■ The input
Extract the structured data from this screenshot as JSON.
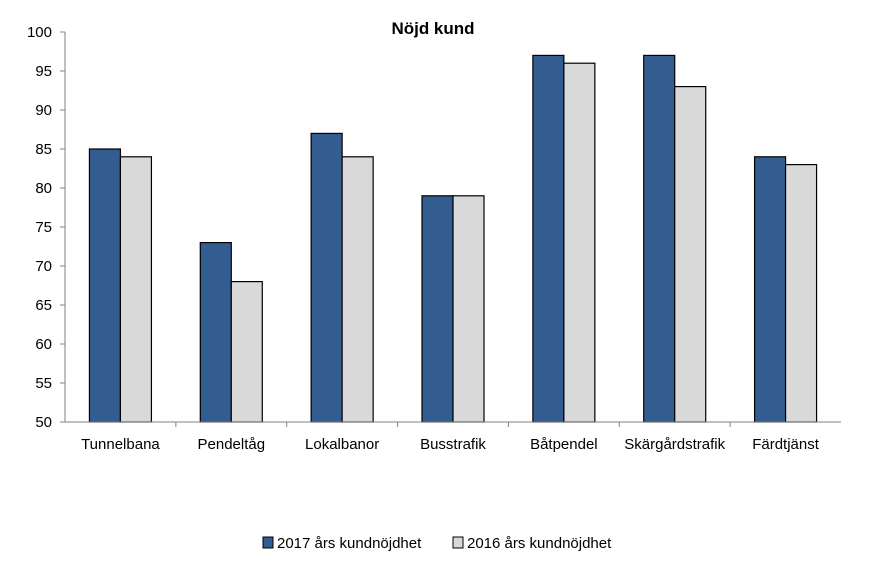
{
  "chart_data": {
    "type": "bar",
    "title": "Nöjd kund",
    "xlabel": "",
    "ylabel": "",
    "ylim": [
      50,
      100
    ],
    "yticks": [
      50,
      55,
      60,
      65,
      70,
      75,
      80,
      85,
      90,
      95,
      100
    ],
    "ytick_labels": [
      "50",
      "55",
      "60",
      "65",
      "70",
      "75",
      "80",
      "85",
      "90",
      "95",
      "100"
    ],
    "grid": false,
    "legend_position": "bottom",
    "categories": [
      "Tunnelbana",
      "Pendeltåg",
      "Lokalbanor",
      "Busstrafik",
      "Båtpendel",
      "Skärgårdstrafik",
      "Färdtjänst"
    ],
    "series": [
      {
        "name": "2017 års kundnöjdhet",
        "color": "#335C91",
        "values": [
          85,
          73,
          87,
          79,
          97,
          97,
          84
        ]
      },
      {
        "name": "2016 års kundnöjdhet",
        "color": "#D9D9D9",
        "values": [
          84,
          68,
          84,
          79,
          96,
          93,
          83
        ]
      }
    ]
  }
}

■ Your task
Could you repeat all of the material exactly? Pictures should not be copied.

■ Answer to this problem
Extract the structured data from this screenshot as JSON.
{
  "chart_data": {
    "type": "bar",
    "title": "Nöjd kund",
    "xlabel": "",
    "ylabel": "",
    "ylim": [
      50,
      100
    ],
    "yticks": [
      50,
      55,
      60,
      65,
      70,
      75,
      80,
      85,
      90,
      95,
      100
    ],
    "ytick_labels": [
      "50",
      "55",
      "60",
      "65",
      "70",
      "75",
      "80",
      "85",
      "90",
      "95",
      "100"
    ],
    "grid": false,
    "legend_position": "bottom",
    "categories": [
      "Tunnelbana",
      "Pendeltåg",
      "Lokalbanor",
      "Busstrafik",
      "Båtpendel",
      "Skärgårdstrafik",
      "Färdtjänst"
    ],
    "series": [
      {
        "name": "2017 års kundnöjdhet",
        "color": "#335C91",
        "values": [
          85,
          73,
          87,
          79,
          97,
          97,
          84
        ]
      },
      {
        "name": "2016 års kundnöjdhet",
        "color": "#D9D9D9",
        "values": [
          84,
          68,
          84,
          79,
          96,
          93,
          83
        ]
      }
    ]
  }
}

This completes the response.